◆ WHAT THIS TASK INVOLVES
Check each line of the entries below for the string "CLOUD"; copy every line where it appears.

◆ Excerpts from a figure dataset
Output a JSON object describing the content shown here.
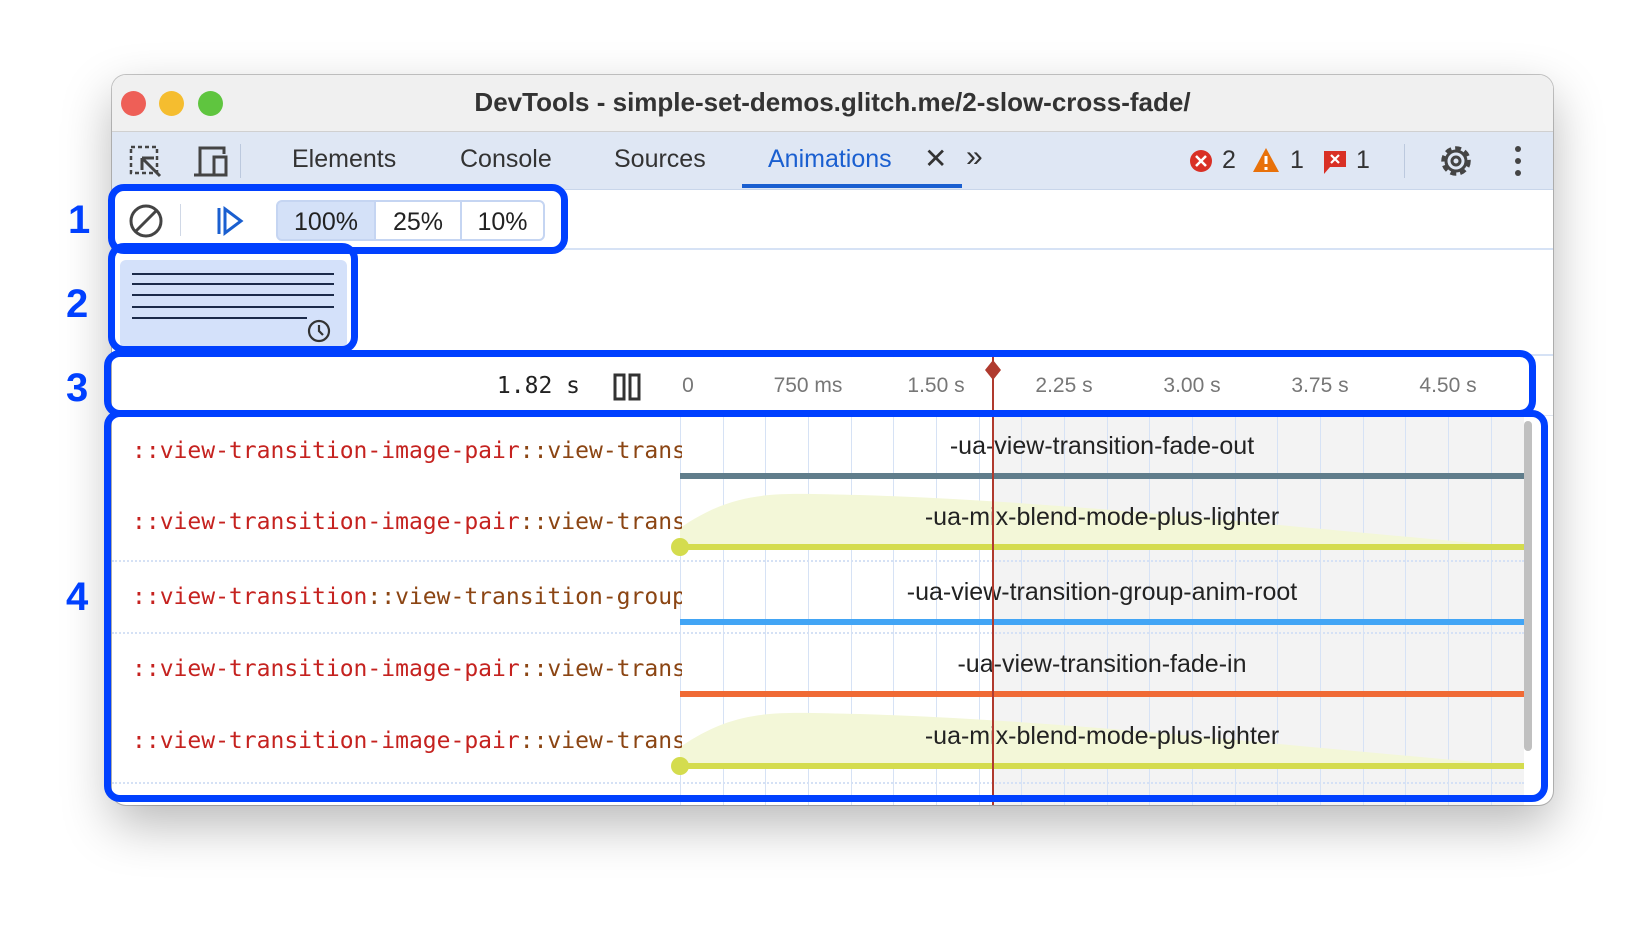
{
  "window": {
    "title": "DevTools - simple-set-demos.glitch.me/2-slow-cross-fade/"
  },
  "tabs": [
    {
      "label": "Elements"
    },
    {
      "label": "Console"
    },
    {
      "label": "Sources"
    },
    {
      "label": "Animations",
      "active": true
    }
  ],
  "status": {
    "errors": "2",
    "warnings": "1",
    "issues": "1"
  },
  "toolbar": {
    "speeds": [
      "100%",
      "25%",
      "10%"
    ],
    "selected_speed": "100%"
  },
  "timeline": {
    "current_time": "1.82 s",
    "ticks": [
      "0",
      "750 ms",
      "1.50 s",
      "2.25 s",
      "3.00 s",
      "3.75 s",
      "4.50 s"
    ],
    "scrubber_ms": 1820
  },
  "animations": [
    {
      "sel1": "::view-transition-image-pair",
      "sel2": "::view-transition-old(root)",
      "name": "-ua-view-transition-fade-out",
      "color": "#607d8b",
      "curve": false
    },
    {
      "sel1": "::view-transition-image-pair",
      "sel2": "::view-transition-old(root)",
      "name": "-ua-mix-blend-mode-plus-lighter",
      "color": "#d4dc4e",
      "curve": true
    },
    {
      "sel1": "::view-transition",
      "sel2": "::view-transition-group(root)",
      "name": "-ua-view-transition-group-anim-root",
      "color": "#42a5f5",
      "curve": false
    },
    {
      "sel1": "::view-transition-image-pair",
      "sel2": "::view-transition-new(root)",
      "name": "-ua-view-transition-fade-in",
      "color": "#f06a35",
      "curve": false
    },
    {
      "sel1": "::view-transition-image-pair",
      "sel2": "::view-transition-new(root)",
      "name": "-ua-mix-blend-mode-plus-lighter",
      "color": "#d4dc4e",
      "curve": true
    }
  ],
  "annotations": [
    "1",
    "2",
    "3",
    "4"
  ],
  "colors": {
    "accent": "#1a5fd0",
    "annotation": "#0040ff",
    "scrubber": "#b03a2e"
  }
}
...
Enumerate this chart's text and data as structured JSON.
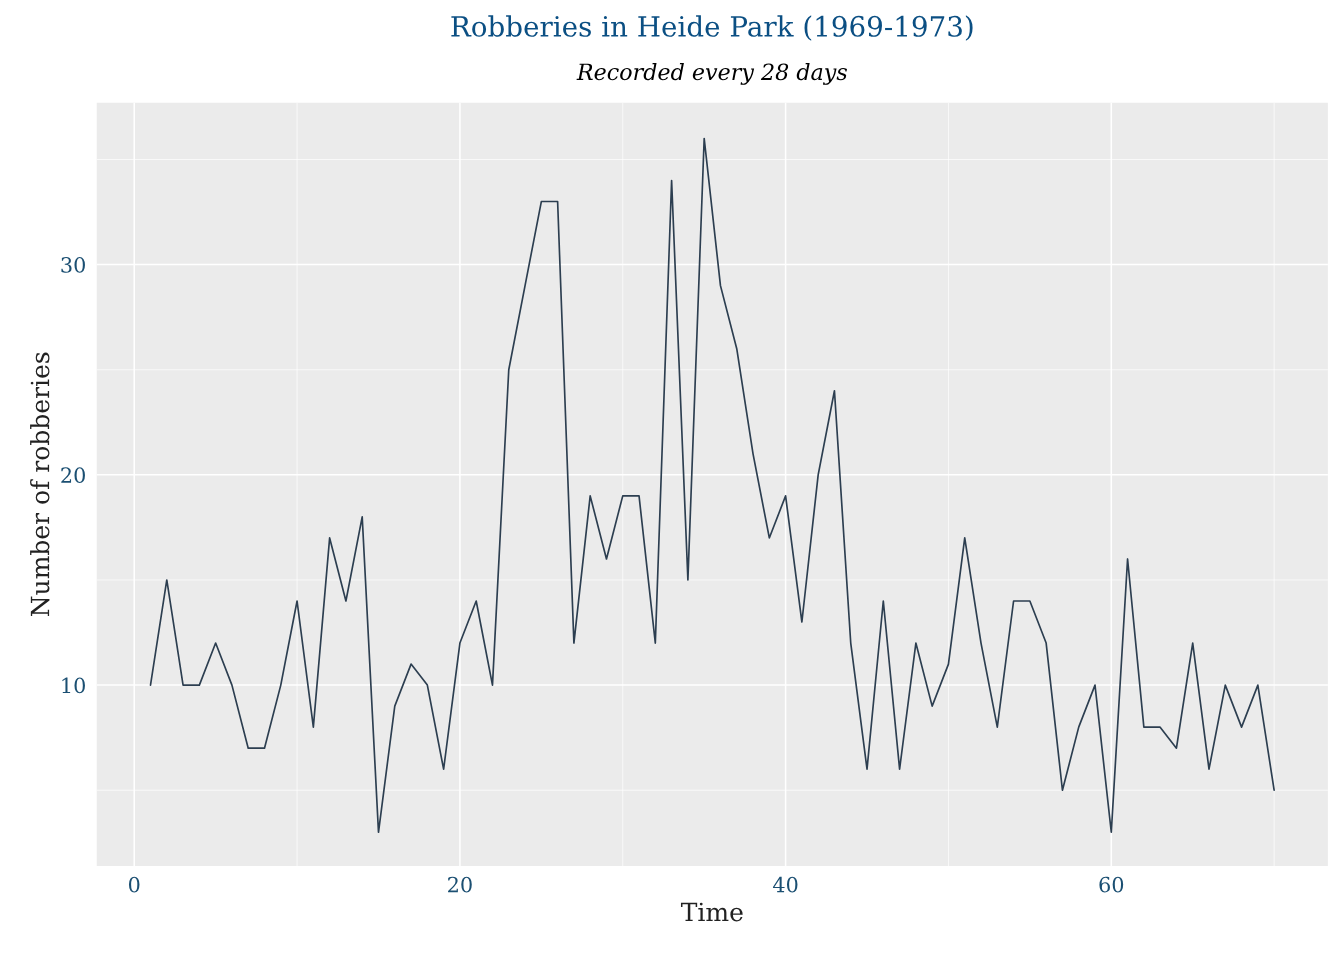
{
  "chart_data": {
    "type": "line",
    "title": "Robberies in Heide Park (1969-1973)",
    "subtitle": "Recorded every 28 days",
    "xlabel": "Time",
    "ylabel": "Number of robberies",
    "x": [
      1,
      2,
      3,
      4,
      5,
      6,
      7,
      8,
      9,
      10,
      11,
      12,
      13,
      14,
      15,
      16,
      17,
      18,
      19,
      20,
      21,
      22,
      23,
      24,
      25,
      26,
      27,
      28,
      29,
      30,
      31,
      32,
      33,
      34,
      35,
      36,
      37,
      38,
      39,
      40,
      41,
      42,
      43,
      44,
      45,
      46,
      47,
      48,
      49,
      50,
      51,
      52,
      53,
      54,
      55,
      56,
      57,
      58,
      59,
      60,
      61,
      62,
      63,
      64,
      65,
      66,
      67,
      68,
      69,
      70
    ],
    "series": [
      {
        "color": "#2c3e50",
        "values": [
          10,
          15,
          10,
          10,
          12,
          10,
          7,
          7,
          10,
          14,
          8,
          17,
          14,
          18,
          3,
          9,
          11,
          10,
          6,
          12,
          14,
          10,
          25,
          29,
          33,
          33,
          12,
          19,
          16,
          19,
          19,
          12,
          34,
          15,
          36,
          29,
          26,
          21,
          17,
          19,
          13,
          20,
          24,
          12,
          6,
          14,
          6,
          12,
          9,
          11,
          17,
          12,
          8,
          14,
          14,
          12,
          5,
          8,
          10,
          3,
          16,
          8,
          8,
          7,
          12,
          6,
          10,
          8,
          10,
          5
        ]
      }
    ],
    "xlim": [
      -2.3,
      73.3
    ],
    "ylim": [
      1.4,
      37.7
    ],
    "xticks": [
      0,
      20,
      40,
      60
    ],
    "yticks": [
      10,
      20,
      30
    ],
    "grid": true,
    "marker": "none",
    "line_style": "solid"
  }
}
==
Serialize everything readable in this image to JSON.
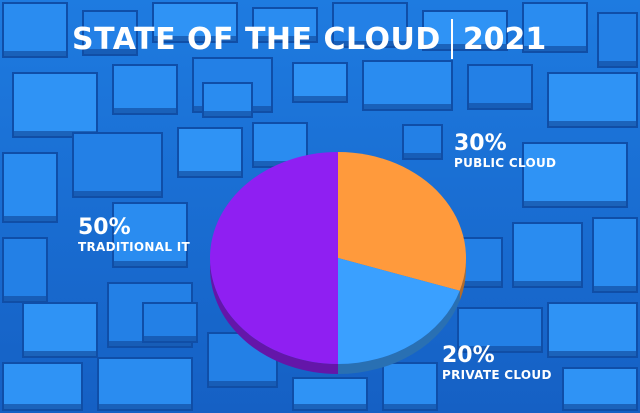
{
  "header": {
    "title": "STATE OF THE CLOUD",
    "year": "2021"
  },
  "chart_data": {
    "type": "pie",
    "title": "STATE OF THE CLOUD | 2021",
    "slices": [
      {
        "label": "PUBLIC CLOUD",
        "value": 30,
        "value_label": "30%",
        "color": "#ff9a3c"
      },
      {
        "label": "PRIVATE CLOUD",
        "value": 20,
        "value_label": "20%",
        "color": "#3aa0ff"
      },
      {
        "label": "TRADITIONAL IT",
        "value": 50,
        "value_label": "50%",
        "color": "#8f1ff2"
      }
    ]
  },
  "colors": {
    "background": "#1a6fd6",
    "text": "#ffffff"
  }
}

◆ RIGHT ANSWER
    "title": "STATE OF THE CLOUD",
    "title": "STATE OF THE CLOUD | 2021",
        "label": "PUBLIC CLOUD",
        "label": "PRIVATE CLOUD",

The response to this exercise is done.